#### [Do this]
In the entries below, find the lines with the word "Cataluña" and copy them.

┌─ Extracted information

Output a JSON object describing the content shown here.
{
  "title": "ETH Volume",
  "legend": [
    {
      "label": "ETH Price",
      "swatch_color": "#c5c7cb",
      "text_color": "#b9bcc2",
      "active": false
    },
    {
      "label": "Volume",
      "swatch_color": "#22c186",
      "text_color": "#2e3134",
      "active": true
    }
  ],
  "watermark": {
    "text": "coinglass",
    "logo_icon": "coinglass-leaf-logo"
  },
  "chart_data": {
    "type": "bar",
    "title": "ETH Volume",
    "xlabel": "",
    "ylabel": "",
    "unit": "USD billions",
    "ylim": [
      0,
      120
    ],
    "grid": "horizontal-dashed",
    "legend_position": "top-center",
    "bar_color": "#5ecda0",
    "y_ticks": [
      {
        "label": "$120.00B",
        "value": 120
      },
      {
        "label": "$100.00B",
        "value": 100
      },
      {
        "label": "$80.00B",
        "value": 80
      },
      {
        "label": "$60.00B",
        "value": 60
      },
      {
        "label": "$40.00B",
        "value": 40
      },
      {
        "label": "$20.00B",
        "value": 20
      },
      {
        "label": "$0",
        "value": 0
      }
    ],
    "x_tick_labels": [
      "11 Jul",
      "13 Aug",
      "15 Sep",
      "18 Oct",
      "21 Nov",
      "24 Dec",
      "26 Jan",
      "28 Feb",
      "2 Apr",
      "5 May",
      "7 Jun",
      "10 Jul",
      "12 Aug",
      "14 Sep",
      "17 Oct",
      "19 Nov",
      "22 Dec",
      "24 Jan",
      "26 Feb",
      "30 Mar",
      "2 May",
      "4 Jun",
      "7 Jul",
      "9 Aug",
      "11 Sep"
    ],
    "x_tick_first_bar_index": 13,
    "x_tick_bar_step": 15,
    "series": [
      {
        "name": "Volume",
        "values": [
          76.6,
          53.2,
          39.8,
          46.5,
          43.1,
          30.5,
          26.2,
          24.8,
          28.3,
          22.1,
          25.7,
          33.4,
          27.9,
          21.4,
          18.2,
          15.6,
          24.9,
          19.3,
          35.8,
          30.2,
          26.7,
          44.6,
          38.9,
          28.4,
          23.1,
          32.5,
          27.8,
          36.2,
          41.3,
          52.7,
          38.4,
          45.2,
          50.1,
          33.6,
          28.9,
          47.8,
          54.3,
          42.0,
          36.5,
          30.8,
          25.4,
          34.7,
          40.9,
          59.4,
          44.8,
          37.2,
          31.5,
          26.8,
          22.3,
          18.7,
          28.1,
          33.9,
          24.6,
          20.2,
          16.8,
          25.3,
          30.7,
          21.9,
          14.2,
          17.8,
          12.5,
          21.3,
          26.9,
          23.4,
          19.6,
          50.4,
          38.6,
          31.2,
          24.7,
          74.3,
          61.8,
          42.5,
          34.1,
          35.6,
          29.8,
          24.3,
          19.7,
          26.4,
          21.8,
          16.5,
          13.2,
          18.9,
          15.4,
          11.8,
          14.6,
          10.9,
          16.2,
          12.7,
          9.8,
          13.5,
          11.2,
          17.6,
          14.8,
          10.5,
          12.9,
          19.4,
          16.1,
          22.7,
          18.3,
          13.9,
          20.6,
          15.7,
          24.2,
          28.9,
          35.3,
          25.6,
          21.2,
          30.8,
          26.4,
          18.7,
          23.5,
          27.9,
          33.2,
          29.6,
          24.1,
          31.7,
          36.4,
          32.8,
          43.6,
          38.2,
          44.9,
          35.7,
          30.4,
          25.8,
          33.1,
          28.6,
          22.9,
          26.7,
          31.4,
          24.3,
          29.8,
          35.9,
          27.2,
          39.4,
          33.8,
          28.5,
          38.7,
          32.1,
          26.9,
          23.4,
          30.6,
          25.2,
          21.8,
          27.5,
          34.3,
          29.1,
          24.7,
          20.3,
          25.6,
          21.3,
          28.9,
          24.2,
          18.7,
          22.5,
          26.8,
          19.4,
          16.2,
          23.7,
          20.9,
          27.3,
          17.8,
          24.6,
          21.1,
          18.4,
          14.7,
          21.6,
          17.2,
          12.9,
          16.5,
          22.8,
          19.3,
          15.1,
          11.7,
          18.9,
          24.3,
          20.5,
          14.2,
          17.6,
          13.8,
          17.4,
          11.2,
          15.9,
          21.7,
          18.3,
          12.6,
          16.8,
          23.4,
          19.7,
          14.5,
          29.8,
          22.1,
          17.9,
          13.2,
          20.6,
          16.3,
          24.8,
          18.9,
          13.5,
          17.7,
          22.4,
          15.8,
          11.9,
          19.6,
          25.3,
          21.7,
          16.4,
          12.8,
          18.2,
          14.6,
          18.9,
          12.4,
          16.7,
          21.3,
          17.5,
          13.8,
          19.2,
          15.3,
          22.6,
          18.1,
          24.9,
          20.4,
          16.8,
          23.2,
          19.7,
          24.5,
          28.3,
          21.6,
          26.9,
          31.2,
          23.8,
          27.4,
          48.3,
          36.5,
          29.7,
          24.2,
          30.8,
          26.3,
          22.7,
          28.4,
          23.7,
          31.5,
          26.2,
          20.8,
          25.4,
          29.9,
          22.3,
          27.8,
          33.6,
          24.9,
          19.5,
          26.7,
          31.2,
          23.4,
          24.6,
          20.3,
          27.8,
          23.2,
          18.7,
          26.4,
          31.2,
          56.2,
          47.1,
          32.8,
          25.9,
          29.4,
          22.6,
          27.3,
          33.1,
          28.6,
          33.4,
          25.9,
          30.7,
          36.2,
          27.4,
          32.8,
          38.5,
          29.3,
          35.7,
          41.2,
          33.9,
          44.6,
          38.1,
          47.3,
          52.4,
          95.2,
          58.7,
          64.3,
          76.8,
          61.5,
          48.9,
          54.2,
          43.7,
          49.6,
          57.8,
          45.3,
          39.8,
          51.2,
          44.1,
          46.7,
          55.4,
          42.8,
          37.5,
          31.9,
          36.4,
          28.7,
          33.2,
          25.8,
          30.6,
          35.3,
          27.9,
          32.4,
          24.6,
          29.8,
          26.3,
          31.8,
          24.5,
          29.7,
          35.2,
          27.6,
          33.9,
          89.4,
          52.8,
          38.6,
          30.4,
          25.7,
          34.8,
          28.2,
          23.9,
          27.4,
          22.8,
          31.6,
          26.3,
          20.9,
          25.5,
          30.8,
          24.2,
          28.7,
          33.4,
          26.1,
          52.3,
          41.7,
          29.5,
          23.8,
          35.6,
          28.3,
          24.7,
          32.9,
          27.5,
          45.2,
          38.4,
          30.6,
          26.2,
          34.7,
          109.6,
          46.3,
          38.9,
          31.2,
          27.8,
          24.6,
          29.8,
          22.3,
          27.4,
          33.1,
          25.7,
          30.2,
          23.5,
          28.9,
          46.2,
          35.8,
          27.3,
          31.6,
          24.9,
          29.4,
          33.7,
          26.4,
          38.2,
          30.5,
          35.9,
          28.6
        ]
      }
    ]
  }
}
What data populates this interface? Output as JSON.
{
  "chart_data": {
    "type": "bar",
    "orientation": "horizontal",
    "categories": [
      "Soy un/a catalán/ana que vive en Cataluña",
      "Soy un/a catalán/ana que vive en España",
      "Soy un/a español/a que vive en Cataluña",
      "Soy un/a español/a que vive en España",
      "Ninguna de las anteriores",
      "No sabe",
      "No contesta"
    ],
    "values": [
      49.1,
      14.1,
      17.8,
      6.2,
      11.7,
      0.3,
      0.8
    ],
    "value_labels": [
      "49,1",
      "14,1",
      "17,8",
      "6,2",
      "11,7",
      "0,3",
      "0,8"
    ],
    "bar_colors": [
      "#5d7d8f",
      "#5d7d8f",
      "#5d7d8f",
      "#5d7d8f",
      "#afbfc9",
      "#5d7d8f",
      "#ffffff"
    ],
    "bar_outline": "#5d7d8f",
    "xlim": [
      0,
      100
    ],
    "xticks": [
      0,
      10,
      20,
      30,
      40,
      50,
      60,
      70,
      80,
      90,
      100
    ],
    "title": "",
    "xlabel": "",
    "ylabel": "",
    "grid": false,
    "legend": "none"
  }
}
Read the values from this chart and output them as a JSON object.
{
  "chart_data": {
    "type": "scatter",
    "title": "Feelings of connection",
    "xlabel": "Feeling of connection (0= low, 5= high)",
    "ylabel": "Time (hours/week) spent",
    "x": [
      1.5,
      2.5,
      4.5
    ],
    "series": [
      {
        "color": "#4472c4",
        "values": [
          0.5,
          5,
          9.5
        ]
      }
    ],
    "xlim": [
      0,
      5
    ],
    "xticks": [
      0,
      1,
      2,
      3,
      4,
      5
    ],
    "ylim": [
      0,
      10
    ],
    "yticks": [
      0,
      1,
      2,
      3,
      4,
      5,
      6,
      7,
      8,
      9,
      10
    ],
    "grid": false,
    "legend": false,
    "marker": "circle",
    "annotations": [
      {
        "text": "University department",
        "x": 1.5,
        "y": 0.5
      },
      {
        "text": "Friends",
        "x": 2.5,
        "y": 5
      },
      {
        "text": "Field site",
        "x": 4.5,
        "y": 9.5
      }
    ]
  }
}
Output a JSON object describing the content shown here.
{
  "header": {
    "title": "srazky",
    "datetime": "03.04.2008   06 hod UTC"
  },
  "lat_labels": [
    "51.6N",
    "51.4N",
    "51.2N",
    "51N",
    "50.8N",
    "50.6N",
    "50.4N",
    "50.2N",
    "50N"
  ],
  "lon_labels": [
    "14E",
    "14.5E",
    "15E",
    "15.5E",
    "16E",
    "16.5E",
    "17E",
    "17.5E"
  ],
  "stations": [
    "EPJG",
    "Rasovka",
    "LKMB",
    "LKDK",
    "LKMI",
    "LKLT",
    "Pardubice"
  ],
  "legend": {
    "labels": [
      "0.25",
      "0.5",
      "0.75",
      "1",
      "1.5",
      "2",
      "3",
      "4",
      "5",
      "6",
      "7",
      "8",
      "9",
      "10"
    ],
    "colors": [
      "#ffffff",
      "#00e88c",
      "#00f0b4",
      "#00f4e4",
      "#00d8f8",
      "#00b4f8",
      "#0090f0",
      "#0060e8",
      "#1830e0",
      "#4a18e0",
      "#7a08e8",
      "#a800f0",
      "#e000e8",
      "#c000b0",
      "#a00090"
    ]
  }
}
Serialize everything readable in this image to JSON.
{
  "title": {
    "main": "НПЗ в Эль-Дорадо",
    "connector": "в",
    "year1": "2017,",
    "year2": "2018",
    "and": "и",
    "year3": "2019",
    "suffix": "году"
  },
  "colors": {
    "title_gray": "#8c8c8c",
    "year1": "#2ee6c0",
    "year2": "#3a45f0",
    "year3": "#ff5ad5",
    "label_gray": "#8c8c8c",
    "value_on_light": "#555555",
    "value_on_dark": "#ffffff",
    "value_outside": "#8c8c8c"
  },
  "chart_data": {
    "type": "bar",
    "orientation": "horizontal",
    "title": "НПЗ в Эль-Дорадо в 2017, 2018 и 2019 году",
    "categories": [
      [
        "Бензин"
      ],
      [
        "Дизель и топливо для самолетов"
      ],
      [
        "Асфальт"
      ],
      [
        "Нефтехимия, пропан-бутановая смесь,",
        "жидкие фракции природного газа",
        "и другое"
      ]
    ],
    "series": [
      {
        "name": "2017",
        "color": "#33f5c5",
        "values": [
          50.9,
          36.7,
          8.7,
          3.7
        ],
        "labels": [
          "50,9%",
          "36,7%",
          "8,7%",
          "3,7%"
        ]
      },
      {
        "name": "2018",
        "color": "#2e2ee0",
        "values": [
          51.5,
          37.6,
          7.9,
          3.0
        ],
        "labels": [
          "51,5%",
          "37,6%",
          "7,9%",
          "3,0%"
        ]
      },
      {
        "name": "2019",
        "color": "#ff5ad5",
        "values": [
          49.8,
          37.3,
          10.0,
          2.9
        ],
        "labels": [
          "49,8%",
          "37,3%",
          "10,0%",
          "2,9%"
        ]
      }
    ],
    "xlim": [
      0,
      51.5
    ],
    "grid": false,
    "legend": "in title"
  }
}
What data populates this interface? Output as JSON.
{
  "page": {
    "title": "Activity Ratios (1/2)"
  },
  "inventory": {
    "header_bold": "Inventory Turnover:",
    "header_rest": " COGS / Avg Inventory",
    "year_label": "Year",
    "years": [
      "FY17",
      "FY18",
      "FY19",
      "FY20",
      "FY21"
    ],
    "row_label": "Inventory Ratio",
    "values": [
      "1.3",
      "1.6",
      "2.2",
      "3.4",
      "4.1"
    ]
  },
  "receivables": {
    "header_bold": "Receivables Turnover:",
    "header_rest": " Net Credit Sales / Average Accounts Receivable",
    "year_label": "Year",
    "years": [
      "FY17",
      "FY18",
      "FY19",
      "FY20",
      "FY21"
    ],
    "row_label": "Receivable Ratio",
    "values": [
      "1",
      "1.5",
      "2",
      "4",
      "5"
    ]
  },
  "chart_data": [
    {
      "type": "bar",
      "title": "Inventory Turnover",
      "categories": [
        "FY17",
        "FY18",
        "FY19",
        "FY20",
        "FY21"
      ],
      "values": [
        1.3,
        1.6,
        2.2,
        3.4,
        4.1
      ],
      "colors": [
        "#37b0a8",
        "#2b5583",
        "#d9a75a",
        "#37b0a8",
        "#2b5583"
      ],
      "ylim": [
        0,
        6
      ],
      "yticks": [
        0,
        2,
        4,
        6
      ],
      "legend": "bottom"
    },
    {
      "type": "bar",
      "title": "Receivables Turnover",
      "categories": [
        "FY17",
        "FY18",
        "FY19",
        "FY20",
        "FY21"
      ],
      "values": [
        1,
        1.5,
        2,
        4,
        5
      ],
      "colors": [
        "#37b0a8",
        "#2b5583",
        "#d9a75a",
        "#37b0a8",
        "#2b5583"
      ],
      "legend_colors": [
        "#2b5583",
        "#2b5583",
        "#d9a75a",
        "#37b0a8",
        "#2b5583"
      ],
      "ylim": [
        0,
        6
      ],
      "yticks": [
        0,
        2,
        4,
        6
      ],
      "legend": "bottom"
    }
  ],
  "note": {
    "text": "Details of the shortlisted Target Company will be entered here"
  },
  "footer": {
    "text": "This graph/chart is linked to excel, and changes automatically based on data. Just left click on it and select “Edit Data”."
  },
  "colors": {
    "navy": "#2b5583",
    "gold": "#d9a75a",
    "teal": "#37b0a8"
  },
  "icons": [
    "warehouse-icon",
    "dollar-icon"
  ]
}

└─

#### [Task solution]
      "Soy un/a catalán/ana que vive en Cataluña",
      "Soy un/a español/a que vive en Cataluña",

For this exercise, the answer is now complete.